■ Exercise aim
Copy every record below, exactly as written.

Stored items
-------------------------

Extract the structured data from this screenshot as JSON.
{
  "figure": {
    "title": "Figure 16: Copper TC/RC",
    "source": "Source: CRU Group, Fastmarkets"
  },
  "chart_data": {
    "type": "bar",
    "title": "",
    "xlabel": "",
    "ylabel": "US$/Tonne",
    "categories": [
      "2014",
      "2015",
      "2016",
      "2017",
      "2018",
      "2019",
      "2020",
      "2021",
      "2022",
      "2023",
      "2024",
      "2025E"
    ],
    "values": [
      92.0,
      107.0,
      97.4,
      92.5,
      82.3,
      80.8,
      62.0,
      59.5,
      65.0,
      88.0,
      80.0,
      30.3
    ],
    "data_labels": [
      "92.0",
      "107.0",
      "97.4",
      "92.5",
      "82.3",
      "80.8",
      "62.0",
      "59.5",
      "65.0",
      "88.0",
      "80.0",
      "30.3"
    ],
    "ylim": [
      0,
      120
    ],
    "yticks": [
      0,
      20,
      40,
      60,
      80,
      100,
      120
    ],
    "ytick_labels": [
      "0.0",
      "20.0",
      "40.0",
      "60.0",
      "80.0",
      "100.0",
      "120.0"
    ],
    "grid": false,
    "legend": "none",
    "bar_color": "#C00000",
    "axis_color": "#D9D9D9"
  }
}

-------------------------

■ Complete output
Extract the structured data from this screenshot as JSON.
{
  "figure": {
    "title": "Figure 16: Copper TC/RC",
    "source": "Source: CRU Group, Fastmarkets"
  },
  "chart_data": {
    "type": "bar",
    "title": "",
    "xlabel": "",
    "ylabel": "US$/Tonne",
    "categories": [
      "2014",
      "2015",
      "2016",
      "2017",
      "2018",
      "2019",
      "2020",
      "2021",
      "2022",
      "2023",
      "2024",
      "2025E"
    ],
    "values": [
      92.0,
      107.0,
      97.4,
      92.5,
      82.3,
      80.8,
      62.0,
      59.5,
      65.0,
      88.0,
      80.0,
      30.3
    ],
    "data_labels": [
      "92.0",
      "107.0",
      "97.4",
      "92.5",
      "82.3",
      "80.8",
      "62.0",
      "59.5",
      "65.0",
      "88.0",
      "80.0",
      "30.3"
    ],
    "ylim": [
      0,
      120
    ],
    "yticks": [
      0,
      20,
      40,
      60,
      80,
      100,
      120
    ],
    "ytick_labels": [
      "0.0",
      "20.0",
      "40.0",
      "60.0",
      "80.0",
      "100.0",
      "120.0"
    ],
    "grid": false,
    "legend": "none",
    "bar_color": "#C00000",
    "axis_color": "#D9D9D9"
  }
}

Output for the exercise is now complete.